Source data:
--- Begin ---
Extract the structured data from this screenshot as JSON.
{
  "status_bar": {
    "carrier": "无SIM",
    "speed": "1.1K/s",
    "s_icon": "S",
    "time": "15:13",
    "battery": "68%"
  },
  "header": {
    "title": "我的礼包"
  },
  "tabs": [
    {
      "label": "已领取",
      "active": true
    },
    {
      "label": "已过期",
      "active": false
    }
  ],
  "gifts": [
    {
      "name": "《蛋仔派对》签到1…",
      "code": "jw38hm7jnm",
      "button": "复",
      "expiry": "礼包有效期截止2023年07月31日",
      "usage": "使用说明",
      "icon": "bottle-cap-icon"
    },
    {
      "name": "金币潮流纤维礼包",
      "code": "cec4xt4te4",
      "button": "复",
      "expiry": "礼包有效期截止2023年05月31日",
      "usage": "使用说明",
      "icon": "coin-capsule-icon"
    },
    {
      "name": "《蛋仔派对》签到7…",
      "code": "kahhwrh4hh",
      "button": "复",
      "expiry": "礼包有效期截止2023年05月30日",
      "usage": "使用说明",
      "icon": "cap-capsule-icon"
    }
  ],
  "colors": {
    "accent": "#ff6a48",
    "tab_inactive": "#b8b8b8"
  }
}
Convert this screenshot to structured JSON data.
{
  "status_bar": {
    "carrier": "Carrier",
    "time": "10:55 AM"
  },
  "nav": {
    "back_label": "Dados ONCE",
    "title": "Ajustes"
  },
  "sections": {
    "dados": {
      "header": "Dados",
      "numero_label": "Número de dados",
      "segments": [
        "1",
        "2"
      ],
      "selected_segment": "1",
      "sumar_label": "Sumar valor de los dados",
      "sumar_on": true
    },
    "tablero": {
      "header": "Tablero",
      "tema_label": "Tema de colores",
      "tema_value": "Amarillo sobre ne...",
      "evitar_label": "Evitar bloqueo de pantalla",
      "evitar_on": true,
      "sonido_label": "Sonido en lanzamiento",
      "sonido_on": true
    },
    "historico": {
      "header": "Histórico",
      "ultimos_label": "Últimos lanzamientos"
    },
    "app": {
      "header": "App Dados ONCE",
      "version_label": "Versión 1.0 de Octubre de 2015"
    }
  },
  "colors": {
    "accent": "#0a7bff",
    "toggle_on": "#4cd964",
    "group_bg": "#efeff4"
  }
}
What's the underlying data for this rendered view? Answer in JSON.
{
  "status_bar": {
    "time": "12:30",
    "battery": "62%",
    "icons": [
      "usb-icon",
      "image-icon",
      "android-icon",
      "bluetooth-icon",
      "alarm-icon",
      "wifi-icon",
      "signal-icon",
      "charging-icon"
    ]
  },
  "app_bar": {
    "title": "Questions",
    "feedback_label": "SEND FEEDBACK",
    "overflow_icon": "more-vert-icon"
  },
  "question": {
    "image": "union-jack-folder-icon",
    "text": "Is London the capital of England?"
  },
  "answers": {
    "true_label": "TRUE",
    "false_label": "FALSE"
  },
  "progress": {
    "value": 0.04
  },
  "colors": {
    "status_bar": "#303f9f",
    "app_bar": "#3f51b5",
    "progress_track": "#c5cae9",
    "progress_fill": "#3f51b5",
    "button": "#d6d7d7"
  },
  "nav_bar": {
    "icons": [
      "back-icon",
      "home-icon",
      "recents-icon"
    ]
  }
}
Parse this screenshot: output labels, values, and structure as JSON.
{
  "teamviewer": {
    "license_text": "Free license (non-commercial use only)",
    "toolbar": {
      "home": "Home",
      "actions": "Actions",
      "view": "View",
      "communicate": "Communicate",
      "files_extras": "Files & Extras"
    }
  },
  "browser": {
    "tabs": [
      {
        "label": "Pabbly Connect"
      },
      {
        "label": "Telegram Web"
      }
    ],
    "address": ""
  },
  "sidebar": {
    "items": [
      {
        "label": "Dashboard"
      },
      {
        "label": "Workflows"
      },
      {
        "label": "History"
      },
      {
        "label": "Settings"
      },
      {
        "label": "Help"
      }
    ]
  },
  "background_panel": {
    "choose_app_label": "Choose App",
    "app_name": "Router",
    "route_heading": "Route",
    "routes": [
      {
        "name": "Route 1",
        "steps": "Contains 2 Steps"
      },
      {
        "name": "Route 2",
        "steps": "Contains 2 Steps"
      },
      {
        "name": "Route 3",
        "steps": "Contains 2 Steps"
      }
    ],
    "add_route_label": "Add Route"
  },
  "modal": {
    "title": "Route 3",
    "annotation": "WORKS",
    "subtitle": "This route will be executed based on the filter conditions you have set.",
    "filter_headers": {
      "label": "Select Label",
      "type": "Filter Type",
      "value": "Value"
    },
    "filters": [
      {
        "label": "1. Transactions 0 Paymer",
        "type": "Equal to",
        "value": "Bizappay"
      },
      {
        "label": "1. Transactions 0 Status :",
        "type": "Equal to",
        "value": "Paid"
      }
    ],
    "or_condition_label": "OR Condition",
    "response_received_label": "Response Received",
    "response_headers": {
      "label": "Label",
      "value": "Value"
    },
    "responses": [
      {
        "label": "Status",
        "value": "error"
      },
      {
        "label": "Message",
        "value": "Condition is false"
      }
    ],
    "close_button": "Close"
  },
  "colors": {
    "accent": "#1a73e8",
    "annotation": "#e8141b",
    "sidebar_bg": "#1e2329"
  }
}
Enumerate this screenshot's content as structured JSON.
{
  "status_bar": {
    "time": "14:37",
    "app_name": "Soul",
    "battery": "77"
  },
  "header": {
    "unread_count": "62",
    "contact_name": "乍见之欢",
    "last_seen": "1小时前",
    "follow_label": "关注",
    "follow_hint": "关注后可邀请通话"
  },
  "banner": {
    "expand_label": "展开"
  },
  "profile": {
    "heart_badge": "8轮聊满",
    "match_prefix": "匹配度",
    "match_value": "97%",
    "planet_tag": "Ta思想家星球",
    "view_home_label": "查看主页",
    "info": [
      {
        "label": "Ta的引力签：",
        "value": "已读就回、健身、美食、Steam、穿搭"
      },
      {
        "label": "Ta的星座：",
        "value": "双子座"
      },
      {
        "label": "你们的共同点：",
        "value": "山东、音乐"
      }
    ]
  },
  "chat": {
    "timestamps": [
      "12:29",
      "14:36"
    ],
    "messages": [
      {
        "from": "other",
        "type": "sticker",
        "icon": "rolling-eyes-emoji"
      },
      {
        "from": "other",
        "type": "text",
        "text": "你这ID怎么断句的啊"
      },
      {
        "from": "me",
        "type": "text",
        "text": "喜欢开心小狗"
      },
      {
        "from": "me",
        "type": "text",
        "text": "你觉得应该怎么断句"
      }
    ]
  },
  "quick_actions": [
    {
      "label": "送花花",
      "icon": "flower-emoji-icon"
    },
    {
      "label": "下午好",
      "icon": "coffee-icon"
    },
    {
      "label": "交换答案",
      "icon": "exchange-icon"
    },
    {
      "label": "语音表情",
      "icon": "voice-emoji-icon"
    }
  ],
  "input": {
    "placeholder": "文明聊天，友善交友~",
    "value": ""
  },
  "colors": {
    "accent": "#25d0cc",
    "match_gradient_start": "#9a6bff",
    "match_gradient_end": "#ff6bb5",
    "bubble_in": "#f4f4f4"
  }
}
--- End ---
Reproduce the full listing word for word.

Extract the structured data from this screenshot as JSON.
{
  "status_bar": {
    "carrier": "无SIM",
    "speed": "1.1K/s",
    "s_icon": "S",
    "time": "15:13",
    "battery": "68%"
  },
  "header": {
    "title": "我的礼包"
  },
  "tabs": [
    {
      "label": "已领取",
      "active": true
    },
    {
      "label": "已过期",
      "active": false
    }
  ],
  "gifts": [
    {
      "name": "《蛋仔派对》签到1…",
      "code": "jw38hm7jnm",
      "button": "复",
      "expiry": "礼包有效期截止2023年07月31日",
      "usage": "使用说明",
      "icon": "bottle-cap-icon"
    },
    {
      "name": "金币潮流纤维礼包",
      "code": "cec4xt4te4",
      "button": "复",
      "expiry": "礼包有效期截止2023年05月31日",
      "usage": "使用说明",
      "icon": "coin-capsule-icon"
    },
    {
      "name": "《蛋仔派对》签到7…",
      "code": "kahhwrh4hh",
      "button": "复",
      "expiry": "礼包有效期截止2023年05月30日",
      "usage": "使用说明",
      "icon": "cap-capsule-icon"
    }
  ],
  "colors": {
    "accent": "#ff6a48",
    "tab_inactive": "#b8b8b8"
  }
}
Convert this screenshot to structured JSON data.
{
  "status_bar": {
    "carrier": "Carrier",
    "time": "10:55 AM"
  },
  "nav": {
    "back_label": "Dados ONCE",
    "title": "Ajustes"
  },
  "sections": {
    "dados": {
      "header": "Dados",
      "numero_label": "Número de dados",
      "segments": [
        "1",
        "2"
      ],
      "selected_segment": "1",
      "sumar_label": "Sumar valor de los dados",
      "sumar_on": true
    },
    "tablero": {
      "header": "Tablero",
      "tema_label": "Tema de colores",
      "tema_value": "Amarillo sobre ne...",
      "evitar_label": "Evitar bloqueo de pantalla",
      "evitar_on": true,
      "sonido_label": "Sonido en lanzamiento",
      "sonido_on": true
    },
    "historico": {
      "header": "Histórico",
      "ultimos_label": "Últimos lanzamientos"
    },
    "app": {
      "header": "App Dados ONCE",
      "version_label": "Versión 1.0 de Octubre de 2015"
    }
  },
  "colors": {
    "accent": "#0a7bff",
    "toggle_on": "#4cd964",
    "group_bg": "#efeff4"
  }
}
What's the underlying data for this rendered view? Answer in JSON.
{
  "status_bar": {
    "time": "12:30",
    "battery": "62%",
    "icons": [
      "usb-icon",
      "image-icon",
      "android-icon",
      "bluetooth-icon",
      "alarm-icon",
      "wifi-icon",
      "signal-icon",
      "charging-icon"
    ]
  },
  "app_bar": {
    "title": "Questions",
    "feedback_label": "SEND FEEDBACK",
    "overflow_icon": "more-vert-icon"
  },
  "question": {
    "image": "union-jack-folder-icon",
    "text": "Is London the capital of England?"
  },
  "answers": {
    "true_label": "TRUE",
    "false_label": "FALSE"
  },
  "progress": {
    "value": 0.04
  },
  "colors": {
    "status_bar": "#303f9f",
    "app_bar": "#3f51b5",
    "progress_track": "#c5cae9",
    "progress_fill": "#3f51b5",
    "button": "#d6d7d7"
  },
  "nav_bar": {
    "icons": [
      "back-icon",
      "home-icon",
      "recents-icon"
    ]
  }
}
Parse this screenshot: output labels, values, and structure as JSON.
{
  "teamviewer": {
    "license_text": "Free license (non-commercial use only)",
    "toolbar": {
      "home": "Home",
      "actions": "Actions",
      "view": "View",
      "communicate": "Communicate",
      "files_extras": "Files & Extras"
    }
  },
  "browser": {
    "tabs": [
      {
        "label": "Pabbly Connect"
      },
      {
        "label": "Telegram Web"
      }
    ],
    "address": ""
  },
  "sidebar": {
    "items": [
      {
        "label": "Dashboard"
      },
      {
        "label": "Workflows"
      },
      {
        "label": "History"
      },
      {
        "label": "Settings"
      },
      {
        "label": "Help"
      }
    ]
  },
  "background_panel": {
    "choose_app_label": "Choose App",
    "app_name": "Router",
    "route_heading": "Route",
    "routes": [
      {
        "name": "Route 1",
        "steps": "Contains 2 Steps"
      },
      {
        "name": "Route 2",
        "steps": "Contains 2 Steps"
      },
      {
        "name": "Route 3",
        "steps": "Contains 2 Steps"
      }
    ],
    "add_route_label": "Add Route"
  },
  "modal": {
    "title": "Route 3",
    "annotation": "WORKS",
    "subtitle": "This route will be executed based on the filter conditions you have set.",
    "filter_headers": {
      "label": "Select Label",
      "type": "Filter Type",
      "value": "Value"
    },
    "filters": [
      {
        "label": "1. Transactions 0 Paymer",
        "type": "Equal to",
        "value": "Bizappay"
      },
      {
        "label": "1. Transactions 0 Status :",
        "type": "Equal to",
        "value": "Paid"
      }
    ],
    "or_condition_label": "OR Condition",
    "response_received_label": "Response Received",
    "response_headers": {
      "label": "Label",
      "value": "Value"
    },
    "responses": [
      {
        "label": "Status",
        "value": "error"
      },
      {
        "label": "Message",
        "value": "Condition is false"
      }
    ],
    "close_button": "Close"
  },
  "colors": {
    "accent": "#1a73e8",
    "annotation": "#e8141b",
    "sidebar_bg": "#1e2329"
  }
}
Enumerate this screenshot's content as structured JSON.
{
  "status_bar": {
    "time": "14:37",
    "app_name": "Soul",
    "battery": "77"
  },
  "header": {
    "unread_count": "62",
    "contact_name": "乍见之欢",
    "last_seen": "1小时前",
    "follow_label": "关注",
    "follow_hint": "关注后可邀请通话"
  },
  "banner": {
    "expand_label": "展开"
  },
  "profile": {
    "heart_badge": "8轮聊满",
    "match_prefix": "匹配度",
    "match_value": "97%",
    "planet_tag": "Ta思想家星球",
    "view_home_label": "查看主页",
    "info": [
      {
        "label": "Ta的引力签：",
        "value": "已读就回、健身、美食、Steam、穿搭"
      },
      {
        "label": "Ta的星座：",
        "value": "双子座"
      },
      {
        "label": "你们的共同点：",
        "value": "山东、音乐"
      }
    ]
  },
  "chat": {
    "timestamps": [
      "12:29",
      "14:36"
    ],
    "messages": [
      {
        "from": "other",
        "type": "sticker",
        "icon": "rolling-eyes-emoji"
      },
      {
        "from": "other",
        "type": "text",
        "text": "你这ID怎么断句的啊"
      },
      {
        "from": "me",
        "type": "text",
        "text": "喜欢开心小狗"
      },
      {
        "from": "me",
        "type": "text",
        "text": "你觉得应该怎么断句"
      }
    ]
  },
  "quick_actions": [
    {
      "label": "送花花",
      "icon": "flower-emoji-icon"
    },
    {
      "label": "下午好",
      "icon": "coffee-icon"
    },
    {
      "label": "交换答案",
      "icon": "exchange-icon"
    },
    {
      "label": "语音表情",
      "icon": "voice-emoji-icon"
    }
  ],
  "input": {
    "placeholder": "文明聊天，友善交友~",
    "value": ""
  },
  "colors": {
    "accent": "#25d0cc",
    "match_gradient_start": "#9a6bff",
    "match_gradient_end": "#ff6bb5",
    "bubble_in": "#f4f4f4"
  }
}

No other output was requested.